◆ Stated task:
Pick every line from the data that holds the word "placeholder".

__________

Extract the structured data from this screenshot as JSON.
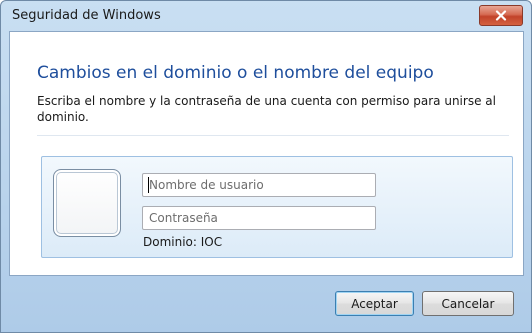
{
  "window": {
    "title": "Seguridad de Windows"
  },
  "dialog": {
    "heading": "Cambios en el dominio o el nombre del equipo",
    "description": "Escriba el nombre y la contraseña de una cuenta con permiso para unirse al dominio."
  },
  "credentials": {
    "username": {
      "value": "",
      "placeholder": "Nombre de usuario"
    },
    "password": {
      "value": "",
      "placeholder": "Contraseña"
    },
    "domain_label": "Dominio: IOC"
  },
  "buttons": {
    "accept_label": "Aceptar",
    "cancel_label": "Cancelar"
  },
  "icons": {
    "close": "close-icon",
    "user_tile": "user-tile-icon"
  },
  "colors": {
    "heading": "#1e4e9c",
    "close_button": "#c2432a",
    "frame": "#b9d3ec"
  }
}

__________

◆ Written answer:
      "placeholder": "Nombre de usuario"
      "placeholder": "Contraseña"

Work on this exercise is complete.